— Task requirements —
Pictures aside, write out every record exactly as it appears.

— Data entries —

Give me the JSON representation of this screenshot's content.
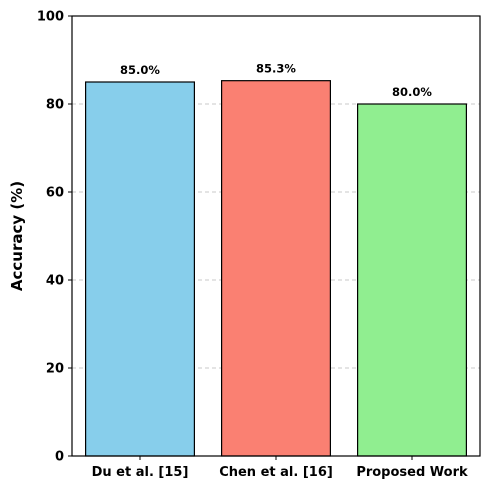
{
  "chart_data": {
    "type": "bar",
    "title": "",
    "xlabel": "",
    "ylabel": "Accuracy (%)",
    "ylim": [
      0,
      100
    ],
    "yticks": [
      0,
      20,
      40,
      60,
      80,
      100
    ],
    "grid": {
      "axis": "y",
      "style": "dashed",
      "enabled": true
    },
    "categories": [
      "Du et al. [15]",
      "Chen et al. [16]",
      "Proposed Work"
    ],
    "values": [
      85.0,
      85.3,
      80.0
    ],
    "data_labels": [
      "85.0%",
      "85.3%",
      "80.0%"
    ],
    "colors": [
      "#87CEEB",
      "#FA8072",
      "#90EE90"
    ],
    "edge_color": "#000000"
  }
}
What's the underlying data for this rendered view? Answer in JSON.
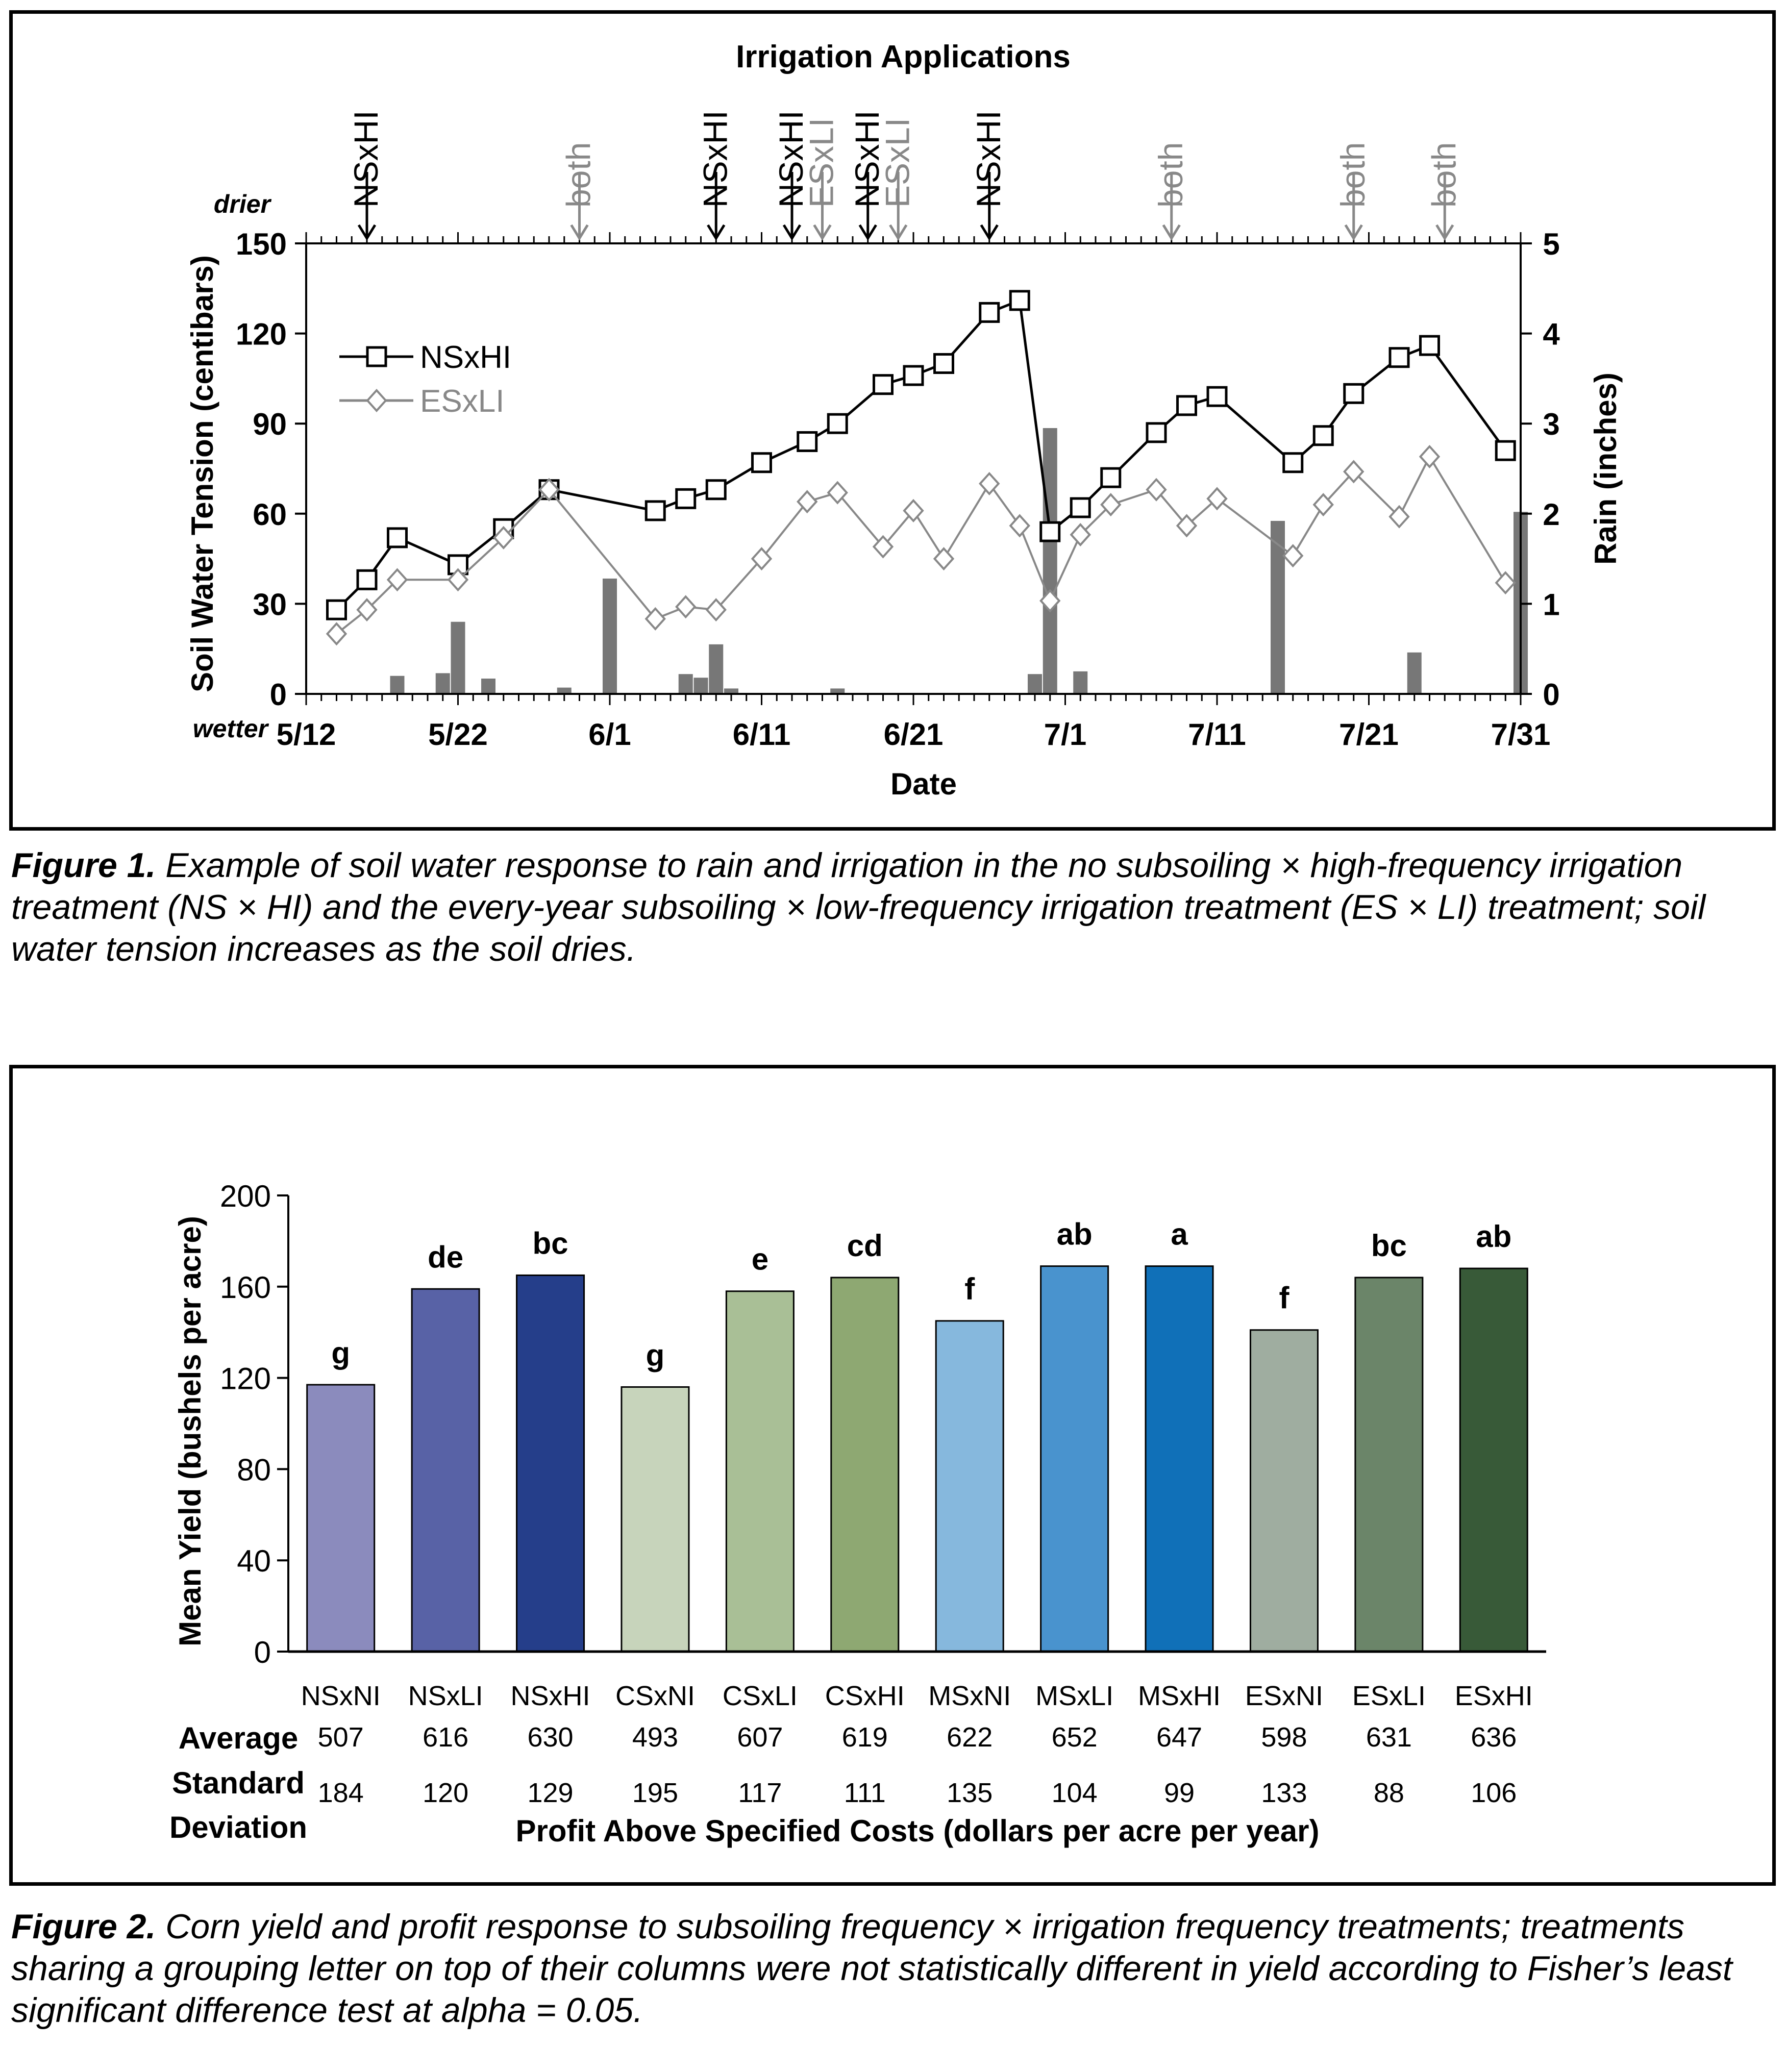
{
  "figure1": {
    "caption_label": "Figure 1.",
    "caption_text": "Example of soil water response to rain and irrigation in the no subsoiling × high-frequency irrigation treatment (NS × HI) and the every-year subsoiling × low-frequency irrigation treatment (ES × LI) treatment; soil water tension increases as the soil dries."
  },
  "figure2": {
    "caption_label": "Figure 2.",
    "caption_text": "Corn yield and profit response to subsoiling frequency × irrigation frequency treatments; treatments sharing a grouping letter on top of their columns were not statistically different in yield according to Fisher’s least significant difference test at alpha = 0.05."
  },
  "chart_data": [
    {
      "type": "line",
      "title": "Irrigation Applications",
      "xlabel": "Date",
      "ylabel": "Soil Water Tension (centibars)",
      "y2label": "Rain (inches)",
      "y_top_note": "drier",
      "y_bottom_note": "wetter",
      "x_ticks": [
        "5/12",
        "5/22",
        "6/1",
        "6/11",
        "6/21",
        "7/1",
        "7/11",
        "7/21",
        "7/31"
      ],
      "x_range_days": [
        0,
        80
      ],
      "ylim": [
        0,
        150
      ],
      "yticks": [
        0,
        30,
        60,
        90,
        120,
        150
      ],
      "y2lim": [
        0,
        5
      ],
      "y2ticks": [
        0,
        1,
        2,
        3,
        4,
        5
      ],
      "legend_position": "top-left",
      "series": [
        {
          "name": "NSxHI",
          "color": "#000000",
          "marker": "square",
          "x": [
            "5/14",
            "5/16",
            "5/18",
            "5/22",
            "5/25",
            "5/28",
            "6/4",
            "6/6",
            "6/8",
            "6/11",
            "6/14",
            "6/16",
            "6/19",
            "6/21",
            "6/23",
            "6/26",
            "6/28",
            "6/30",
            "7/2",
            "7/4",
            "7/7",
            "7/9",
            "7/11",
            "7/16",
            "7/18",
            "7/20",
            "7/23",
            "7/25",
            "7/30"
          ],
          "y": [
            28,
            38,
            52,
            43,
            55,
            68,
            61,
            65,
            68,
            77,
            84,
            90,
            103,
            106,
            110,
            127,
            131,
            54,
            62,
            72,
            87,
            96,
            99,
            77,
            86,
            100,
            112,
            116,
            81
          ]
        },
        {
          "name": "ESxLI",
          "color": "#888888",
          "marker": "diamond",
          "x": [
            "5/14",
            "5/16",
            "5/18",
            "5/22",
            "5/25",
            "5/28",
            "6/4",
            "6/6",
            "6/8",
            "6/11",
            "6/14",
            "6/16",
            "6/19",
            "6/21",
            "6/23",
            "6/26",
            "6/28",
            "6/30",
            "7/2",
            "7/4",
            "7/7",
            "7/9",
            "7/11",
            "7/16",
            "7/18",
            "7/20",
            "7/23",
            "7/25",
            "7/30"
          ],
          "y": [
            20,
            28,
            38,
            38,
            52,
            68,
            25,
            29,
            28,
            45,
            64,
            67,
            49,
            61,
            45,
            70,
            56,
            31,
            53,
            63,
            68,
            56,
            65,
            46,
            63,
            74,
            59,
            79,
            37
          ]
        }
      ],
      "rain_bars": {
        "name": "Rain",
        "color": "#777777",
        "x": [
          "5/18",
          "5/21",
          "5/22",
          "5/24",
          "5/29",
          "6/1",
          "6/6",
          "6/7",
          "6/8",
          "6/9",
          "6/16",
          "6/29",
          "6/30",
          "7/2",
          "7/15",
          "7/24",
          "7/31"
        ],
        "values": [
          0.2,
          0.23,
          0.8,
          0.17,
          0.07,
          1.28,
          0.22,
          0.18,
          0.55,
          0.06,
          0.06,
          0.22,
          2.95,
          0.25,
          1.92,
          0.46,
          2.02
        ]
      },
      "irrigation_events": [
        {
          "label": "NSxHI",
          "x": "5/16",
          "color": "#000000"
        },
        {
          "label": "both",
          "x": "5/30",
          "color": "#888888"
        },
        {
          "label": "NSxHI",
          "x": "6/8",
          "color": "#000000"
        },
        {
          "label": "NSxHI",
          "x": "6/13",
          "color": "#000000"
        },
        {
          "label": "ESxLI",
          "x": "6/15",
          "color": "#888888"
        },
        {
          "label": "NSxHI",
          "x": "6/18",
          "color": "#000000"
        },
        {
          "label": "ESxLI",
          "x": "6/20",
          "color": "#888888"
        },
        {
          "label": "NSxHI",
          "x": "6/26",
          "color": "#000000"
        },
        {
          "label": "both",
          "x": "7/8",
          "color": "#888888"
        },
        {
          "label": "both",
          "x": "7/20",
          "color": "#888888"
        },
        {
          "label": "both",
          "x": "7/26",
          "color": "#888888"
        }
      ]
    },
    {
      "type": "bar",
      "ylabel": "Mean Yield (bushels per acre)",
      "ylim": [
        0,
        200
      ],
      "yticks": [
        0,
        40,
        80,
        120,
        160,
        200
      ],
      "categories": [
        "NSxNI",
        "NSxLI",
        "NSxHI",
        "CSxNI",
        "CSxLI",
        "CSxHI",
        "MSxNI",
        "MSxLI",
        "MSxHI",
        "ESxNI",
        "ESxLI",
        "ESxHI"
      ],
      "values": [
        117,
        159,
        165,
        116,
        158,
        164,
        145,
        169,
        169,
        141,
        164,
        168
      ],
      "groups": [
        "g",
        "de",
        "bc",
        "g",
        "e",
        "cd",
        "f",
        "ab",
        "a",
        "f",
        "bc",
        "ab"
      ],
      "colors": [
        "#8b8bbd",
        "#5862a6",
        "#253e8a",
        "#c7d4bb",
        "#a9bf96",
        "#8ea872",
        "#86b8dd",
        "#4993ce",
        "#1070b8",
        "#9fada0",
        "#6b8569",
        "#385a38"
      ],
      "table": {
        "row1_label": "Average",
        "row1_values": [
          "507",
          "616",
          "630",
          "493",
          "607",
          "619",
          "622",
          "652",
          "647",
          "598",
          "631",
          "636"
        ],
        "row2_label_line1": "Standard",
        "row2_label_line2": "Deviation",
        "row2_values": [
          "184",
          "120",
          "129",
          "195",
          "117",
          "111",
          "135",
          "104",
          "99",
          "133",
          "88",
          "106"
        ],
        "table_title": "Profit Above Specified Costs (dollars per acre per year)"
      }
    }
  ]
}
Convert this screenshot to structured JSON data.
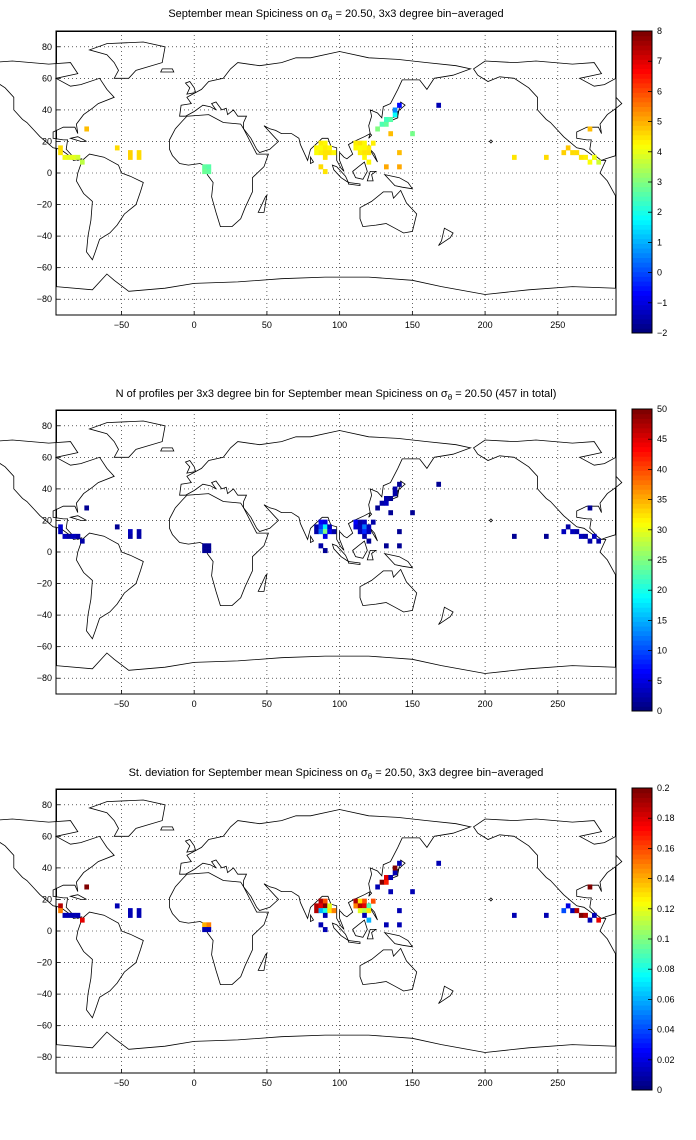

— Answer —
Give me the JSON representation of this screenshot's content.
{
  "chart_data": {
    "type": "bar",
    "title": "",
    "xlabel": "",
    "ylabel": "Accuracy (%)",
    "ylim": [
      0,
      100
    ],
    "yticks": [
      0,
      20,
      40,
      60,
      80,
      100
    ],
    "grid": {
      "axis": "y",
      "style": "dashed",
      "enabled": true
    },
    "categories": [
      "Du et al. [15]",
      "Chen et al. [16]",
      "Proposed Work"
    ],
    "values": [
      85.0,
      85.3,
      80.0
    ],
    "data_labels": [
      "85.0%",
      "85.3%",
      "80.0%"
    ],
    "colors": [
      "#87CEEB",
      "#FA8072",
      "#90EE90"
    ],
    "edge_color": "#000000"
  }
}
What's the underlying data for this rendered view? Answer in JSON.
{
  "figure1": {
    "caption_label": "Figure 1.",
    "caption_text": "Example of soil water response to rain and irrigation in the no subsoiling × high-frequency irrigation treatment (NS × HI) and the every-year subsoiling × low-frequency irrigation treatment (ES × LI) treatment; soil water tension increases as the soil dries."
  },
  "figure2": {
    "caption_label": "Figure 2.",
    "caption_text": "Corn yield and profit response to subsoiling frequency × irrigation frequency treatments; treatments sharing a grouping letter on top of their columns were not statistically different in yield according to Fisher’s least significant difference test at alpha = 0.05."
  },
  "chart_data": [
    {
      "type": "line",
      "title": "Irrigation Applications",
      "xlabel": "Date",
      "ylabel": "Soil Water Tension (centibars)",
      "y2label": "Rain (inches)",
      "y_top_note": "drier",
      "y_bottom_note": "wetter",
      "x_ticks": [
        "5/12",
        "5/22",
        "6/1",
        "6/11",
        "6/21",
        "7/1",
        "7/11",
        "7/21",
        "7/31"
      ],
      "x_range_days": [
        0,
        80
      ],
      "ylim": [
        0,
        150
      ],
      "yticks": [
        0,
        30,
        60,
        90,
        120,
        150
      ],
      "y2lim": [
        0,
        5
      ],
      "y2ticks": [
        0,
        1,
        2,
        3,
        4,
        5
      ],
      "legend_position": "top-left",
      "series": [
        {
          "name": "NSxHI",
          "color": "#000000",
          "marker": "square",
          "x": [
            "5/14",
            "5/16",
            "5/18",
            "5/22",
            "5/25",
            "5/28",
            "6/4",
            "6/6",
            "6/8",
            "6/11",
            "6/14",
            "6/16",
            "6/19",
            "6/21",
            "6/23",
            "6/26",
            "6/28",
            "6/30",
            "7/2",
            "7/4",
            "7/7",
            "7/9",
            "7/11",
            "7/16",
            "7/18",
            "7/20",
            "7/23",
            "7/25",
            "7/30"
          ],
          "y": [
            28,
            38,
            52,
            43,
            55,
            68,
            61,
            65,
            68,
            77,
            84,
            90,
            103,
            106,
            110,
            127,
            131,
            54,
            62,
            72,
            87,
            96,
            99,
            77,
            86,
            100,
            112,
            116,
            81
          ]
        },
        {
          "name": "ESxLI",
          "color": "#888888",
          "marker": "diamond",
          "x": [
            "5/14",
            "5/16",
            "5/18",
            "5/22",
            "5/25",
            "5/28",
            "6/4",
            "6/6",
            "6/8",
            "6/11",
            "6/14",
            "6/16",
            "6/19",
            "6/21",
            "6/23",
            "6/26",
            "6/28",
            "6/30",
            "7/2",
            "7/4",
            "7/7",
            "7/9",
            "7/11",
            "7/16",
            "7/18",
            "7/20",
            "7/23",
            "7/25",
            "7/30"
          ],
          "y": [
            20,
            28,
            38,
            38,
            52,
            68,
            25,
            29,
            28,
            45,
            64,
            67,
            49,
            61,
            45,
            70,
            56,
            31,
            53,
            63,
            68,
            56,
            65,
            46,
            63,
            74,
            59,
            79,
            37
          ]
        }
      ],
      "rain_bars": {
        "name": "Rain",
        "color": "#777777",
        "x": [
          "5/18",
          "5/21",
          "5/22",
          "5/24",
          "5/29",
          "6/1",
          "6/6",
          "6/7",
          "6/8",
          "6/9",
          "6/16",
          "6/29",
          "6/30",
          "7/2",
          "7/15",
          "7/24",
          "7/31"
        ],
        "values": [
          0.2,
          0.23,
          0.8,
          0.17,
          0.07,
          1.28,
          0.22,
          0.18,
          0.55,
          0.06,
          0.06,
          0.22,
          2.95,
          0.25,
          1.92,
          0.46,
          2.02
        ]
      },
      "irrigation_events": [
        {
          "label": "NSxHI",
          "x": "5/16",
          "color": "#000000"
        },
        {
          "label": "both",
          "x": "5/30",
          "color": "#888888"
        },
        {
          "label": "NSxHI",
          "x": "6/8",
          "color": "#000000"
        },
        {
          "label": "NSxHI",
          "x": "6/13",
          "color": "#000000"
        },
        {
          "label": "ESxLI",
          "x": "6/15",
          "color": "#888888"
        },
        {
          "label": "NSxHI",
          "x": "6/18",
          "color": "#000000"
        },
        {
          "label": "ESxLI",
          "x": "6/20",
          "color": "#888888"
        },
        {
          "label": "NSxHI",
          "x": "6/26",
          "color": "#000000"
        },
        {
          "label": "both",
          "x": "7/8",
          "color": "#888888"
        },
        {
          "label": "both",
          "x": "7/20",
          "color": "#888888"
        },
        {
          "label": "both",
          "x": "7/26",
          "color": "#888888"
        }
      ]
    },
    {
      "type": "bar",
      "ylabel": "Mean Yield (bushels per acre)",
      "ylim": [
        0,
        200
      ],
      "yticks": [
        0,
        40,
        80,
        120,
        160,
        200
      ],
      "categories": [
        "NSxNI",
        "NSxLI",
        "NSxHI",
        "CSxNI",
        "CSxLI",
        "CSxHI",
        "MSxNI",
        "MSxLI",
        "MSxHI",
        "ESxNI",
        "ESxLI",
        "ESxHI"
      ],
      "values": [
        117,
        159,
        165,
        116,
        158,
        164,
        145,
        169,
        169,
        141,
        164,
        168
      ],
      "groups": [
        "g",
        "de",
        "bc",
        "g",
        "e",
        "cd",
        "f",
        "ab",
        "a",
        "f",
        "bc",
        "ab"
      ],
      "colors": [
        "#8b8bbd",
        "#5862a6",
        "#253e8a",
        "#c7d4bb",
        "#a9bf96",
        "#8ea872",
        "#86b8dd",
        "#4993ce",
        "#1070b8",
        "#9fada0",
        "#6b8569",
        "#385a38"
      ],
      "table": {
        "row1_label": "Average",
        "row1_values": [
          "507",
          "616",
          "630",
          "493",
          "607",
          "619",
          "622",
          "652",
          "647",
          "598",
          "631",
          "636"
        ],
        "row2_label_line1": "Standard",
        "row2_label_line2": "Deviation",
        "row2_values": [
          "184",
          "120",
          "129",
          "195",
          "117",
          "111",
          "135",
          "104",
          "99",
          "133",
          "88",
          "106"
        ],
        "table_title": "Profit Above Specified Costs (dollars per acre per year)"
      }
    }
  ]
}
Convert this screenshot to structured JSON data.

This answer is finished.